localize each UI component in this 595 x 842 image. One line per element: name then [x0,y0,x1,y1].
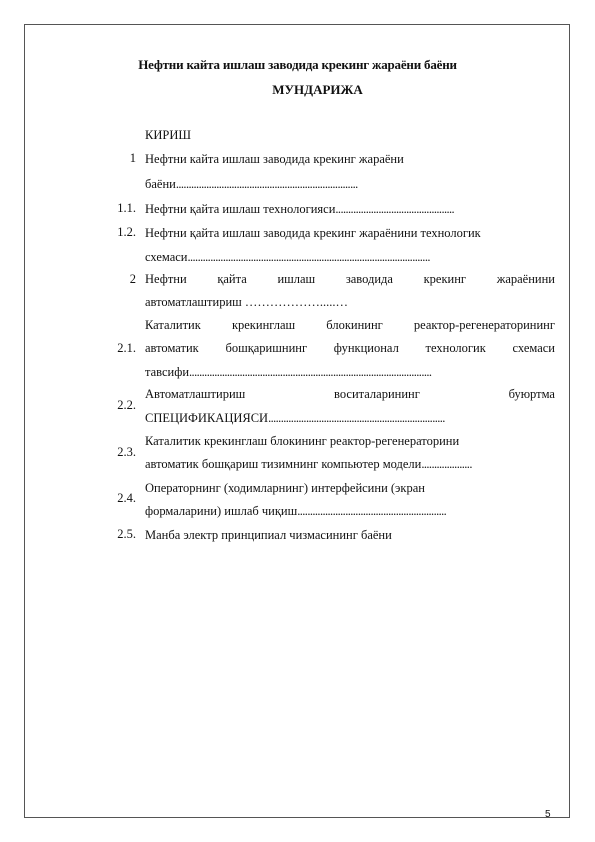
leader-dots: .................... [421,457,472,471]
toc-entry-line: Нефтни қайта ишлаш заводида крекинг жараёнини [145,272,555,286]
toc-entry-line: баёни........................................................................ [145,177,358,191]
toc-number: 2.4. [117,491,136,505]
toc-entry-line: Каталитик крекинглаш блокининг реактор-регенераторининг [145,318,555,332]
toc-entry-line: Операторнинг (ходимларнинг) интерфейсини (экран [145,481,425,495]
toc-entry-line: Нефтни қайта ишлаш заводида крекинг жараёнини технологик [145,226,481,240]
leader-dots: ................................................................................................ [189,365,432,379]
toc-entry-line: автоматик бошқаришнинг функционал технологик схемаси [145,341,555,355]
toc-number: 2 [129,272,136,286]
toc-entry-line: формаларини) ишлаб чиқиш........................................................... [145,504,447,518]
toc-entry-line: Нефтни қайта ишлаш технологияси............................................... [145,202,455,216]
toc-entry-line: СПЕЦИФИКАЦИЯСИ...................................................................... [145,411,445,425]
leader-dots: ........................................................................ [175,177,358,191]
toc-number: 2.3. [117,445,136,459]
toc-heading: МУНДАРИЖА [272,82,363,97]
toc-number: 2.5. [117,527,136,541]
page-number: 5 [545,809,551,820]
toc-entry-line: автоматик бошқариш тизимнинг компьютер модели.................... [145,457,472,471]
toc-entry-line: Каталитик крекинглаш блокининг реактор-регенераторини [145,434,460,448]
toc-entry-line: Манба электр принципиал чизмасининг баёни [145,528,392,542]
toc-entry-line: схемаси................................................................................................ [145,250,430,264]
leader-dots: ............................................... [335,202,455,216]
document-title: Нефтни кайта ишлаш заводида крекинг жараёни баёни [138,57,457,72]
toc-number: 1.1. [117,201,136,215]
toc-number: 2.1. [117,341,136,355]
toc-entry-line: тавсифи................................................................................................ [145,365,432,379]
toc-number: 1 [129,151,136,165]
toc-entry-line: Автоматлаштириш воситаларининг буюртма [145,387,555,401]
leader-dots: ...................................................................... [268,411,445,425]
leader-dots: ................................................................................................ [187,250,430,264]
toc-intro: КИРИШ [145,128,191,142]
toc-entry-line: автоматлаштириш ……………….....… [145,295,349,309]
toc-number: 2.2. [117,398,136,412]
leader-dots: ........................................................... [297,504,447,518]
toc-entry-line: Нефтни кайта ишлаш заводида крекинг жараёни [145,152,404,166]
toc-number: 1.2. [117,225,136,239]
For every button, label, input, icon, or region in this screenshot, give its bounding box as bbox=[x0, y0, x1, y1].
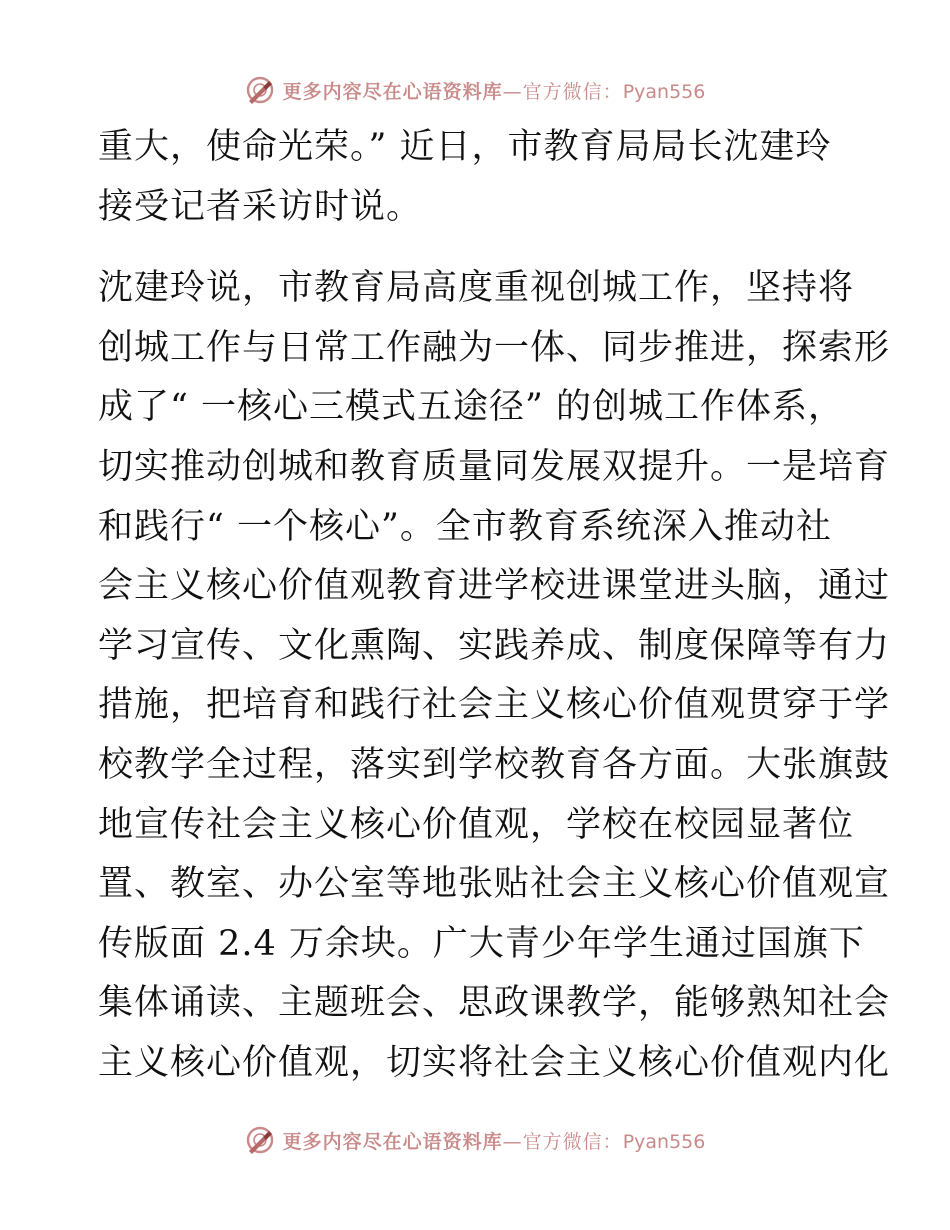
header-watermark-text: 更多内容尽在心语资料库—官方微信：Pyan556 bbox=[282, 80, 706, 103]
footer-watermark-text: 更多内容尽在心语资料库—官方微信：Pyan556 bbox=[282, 1130, 706, 1153]
text-line: 主义核心价值观，切实将社会主义核心价值观内化 bbox=[98, 1042, 891, 1083]
text-line: 和践行“ 一个核心”。全市教育系统深入推动社 bbox=[98, 506, 832, 547]
text-line: 创城工作与日常工作融为一体、同步推进，探索形 bbox=[98, 327, 891, 368]
pen-logo-icon bbox=[245, 75, 275, 105]
text-line: 切实推动创城和教育质量同发展双提升。一是培育 bbox=[98, 446, 891, 487]
text-line: 置、教室、办公室等地张贴社会主义核心价值观宣 bbox=[98, 864, 891, 905]
text-line: 成了“ 一核心三模式五途径” 的创城工作体系， bbox=[98, 387, 845, 428]
paragraph-2 bbox=[98, 259, 891, 1093]
text-line: 地宣传社会主义核心价值观，学校在校园显著位 bbox=[98, 804, 855, 845]
text-line: 学习宣传、文化熏陶、实践养成、制度保障等有力 bbox=[98, 625, 891, 666]
text-line: 接受记者采访时说。 bbox=[98, 186, 423, 227]
pen-logo-icon bbox=[245, 1125, 275, 1155]
document-body bbox=[98, 118, 891, 1094]
text-line: 传版面 2.4 万余块。广大青少年学生通过国旗下 bbox=[98, 923, 865, 964]
text-line: 会主义核心价值观教育进学校进课堂进头脑，通过 bbox=[98, 566, 891, 607]
text-line: 沈建玲说，市教育局高度重视创城工作，坚持将 bbox=[98, 268, 855, 309]
text-line: 措施，把培育和践行社会主义核心价值观贯穿于学 bbox=[98, 685, 891, 726]
text-line: 重大，使命光荣。” 近日，市教育局局长沈建玲 bbox=[98, 127, 832, 167]
text-line: 集体诵读、主题班会、思政课教学，能够熟知社会 bbox=[98, 983, 891, 1024]
footer-watermark-banner bbox=[0, 1120, 950, 1160]
text-line: 校教学全过程，落实到学校教育各方面。大张旗鼓 bbox=[98, 744, 891, 785]
header-watermark-banner bbox=[0, 70, 950, 110]
paragraph-1 bbox=[98, 118, 858, 237]
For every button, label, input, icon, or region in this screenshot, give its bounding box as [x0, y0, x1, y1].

------------------------------

- _Task goal_
Output the lines above as a numbered list, skipping any blank lines and leaving out the pictures.

- _Final result_
1. localize each UI component in this 595 x 842 image. One line per element: name then [x0,y0,x1,y1].
2. leader-dots: .................... [421,457,472,471]
3. toc-entry-line: Нефтни қайта ишлаш заводида крекинг жараёнини [145,272,555,286]
4. toc-entry-line: баёни........................................................................ [145,177,358,191]
5. toc-number: 2.4. [117,491,136,505]
6. toc-entry-line: Каталитик крекинглаш блокининг реактор-регенераторининг [145,318,555,332]
7. toc-entry-line: Операторнинг (ходимларнинг) интерфейсини (экран [145,481,425,495]
8. toc-entry-line: Нефтни қайта ишлаш заводида крекинг жараёнини технологик [145,226,481,240]
9. leader-dots: ................................................................................................ [189,365,432,379]
10. toc-entry-line: автоматик бошқаришнинг функционал технологик схемаси [145,341,555,355]
11. toc-number: 2 [129,272,136,286]
12. toc-entry-line: формаларини) ишлаб чиқиш........................................................... [145,504,447,518]
13. toc-entry-line: Нефтни қайта ишлаш технологияси............................................... [145,202,455,216]
14. toc-entry-line: СПЕЦИФИКАЦИЯСИ...................................................................... [145,411,445,425]
15. leader-dots: ........................................................................ [175,177,358,191]
16. toc-number: 2.3. [117,445,136,459]
17. toc-heading: МУНДАРИЖА [272,82,363,97]
18. toc-number: 2.5. [117,527,136,541]
19. page-number: 5 [545,809,551,820]
20. toc-entry-line: автоматик бошқариш тизимнинг компьютер модели.................... [145,457,472,471]
21. toc-entry-line: Каталитик крекинглаш блокининг реактор-регенераторини [145,434,460,448]
22. toc-entry-line: Манба электр принципиал чизмасининг баёни [145,528,392,542]
23. toc-entry-line: схемаси................................................................................................ [145,250,430,264]
24. leader-dots: ............................................... [335,202,455,216]
25. document-title: Нефтни кайта ишлаш заводида крекинг жараёни баёни [138,57,457,72]
26. toc-number: 1.1. [117,201,136,215]
27. toc-number: 2.1. [117,341,136,355]
28. toc-entry-line: тавсифи................................................................................................ [145,365,432,379]
29. toc-number: 1 [129,151,136,165]
30. toc-entry-line: Автоматлаштириш воситаларининг буюртма [145,387,555,401]
31. leader-dots: ...................................................................... [268,411,445,425]
32. leader-dots: ................................................................................................ [187,250,430,264]
33. toc-intro: КИРИШ [145,128,191,142]
34. toc-entry-line: автоматлаштириш ……………….....… [145,295,349,309]
35. toc-number: 2.2. [117,398,136,412]
36. leader-dots: ........................................................... [297,504,447,518]
37. toc-entry-line: Нефтни кайта ишлаш заводида крекинг жараёни [145,152,404,166]
38. toc-number: 1.2. [117,225,136,239]
39. For every button, label, input, icon, or region in this screenshot, give its bounding box as bbox=[x0, y0, x1, y1].
40. header-watermark-text: 更多内容尽在心语资料库—官方微信：Pyan556 bbox=[282, 80, 706, 103]
41. footer-watermark-text: 更多内容尽在心语资料库—官方微信：Pyan556 bbox=[282, 1130, 706, 1153]
42. text-line: 主义核心价值观，切实将社会主义核心价值观内化 bbox=[98, 1042, 891, 1083]
43. text-line: 和践行“ 一个核心”。全市教育系统深入推动社 bbox=[98, 506, 832, 547]
44. text-line: 创城工作与日常工作融为一体、同步推进，探索形 bbox=[98, 327, 891, 368]
45. pen-logo-icon bbox=[245, 75, 275, 105]
46. text-line: 切实推动创城和教育质量同发展双提升。一是培育 bbox=[98, 446, 891, 487]
47. text-line: 置、教室、办公室等地张贴社会主义核心价值观宣 bbox=[98, 864, 891, 905]
48. text-line: 成了“ 一核心三模式五途径” 的创城工作体系， bbox=[98, 387, 845, 428]
49. paragraph-2 bbox=[98, 259, 891, 1093]
50. text-line: 地宣传社会主义核心价值观，学校在校园显著位 bbox=[98, 804, 855, 845]
51. text-line: 学习宣传、文化熏陶、实践养成、制度保障等有力 bbox=[98, 625, 891, 666]
52. text-line: 接受记者采访时说。 bbox=[98, 186, 423, 227]
53. pen-logo-icon bbox=[245, 1125, 275, 1155]
54. document-body bbox=[98, 118, 891, 1094]
55. text-line: 传版面 2.4 万余块。广大青少年学生通过国旗下 bbox=[98, 923, 865, 964]
56. text-line: 会主义核心价值观教育进学校进课堂进头脑，通过 bbox=[98, 566, 891, 607]
57. text-line: 沈建玲说，市教育局高度重视创城工作，坚持将 bbox=[98, 268, 855, 309]
58. text-line: 措施，把培育和践行社会主义核心价值观贯穿于学 bbox=[98, 685, 891, 726]
59. text-line: 重大，使命光荣。” 近日，市教育局局长沈建玲 bbox=[98, 127, 832, 167]
60. text-line: 集体诵读、主题班会、思政课教学，能够熟知社会 bbox=[98, 983, 891, 1024]
61. footer-watermark-banner bbox=[0, 1120, 950, 1160]
62. text-line: 校教学全过程，落实到学校教育各方面。大张旗鼓 bbox=[98, 744, 891, 785]
63. header-watermark-banner bbox=[0, 70, 950, 110]
64. paragraph-1 bbox=[98, 118, 858, 237]
65. For every button, label, input, icon, or region in this screenshot, give its bounding box as [x0, y0, x1, y1].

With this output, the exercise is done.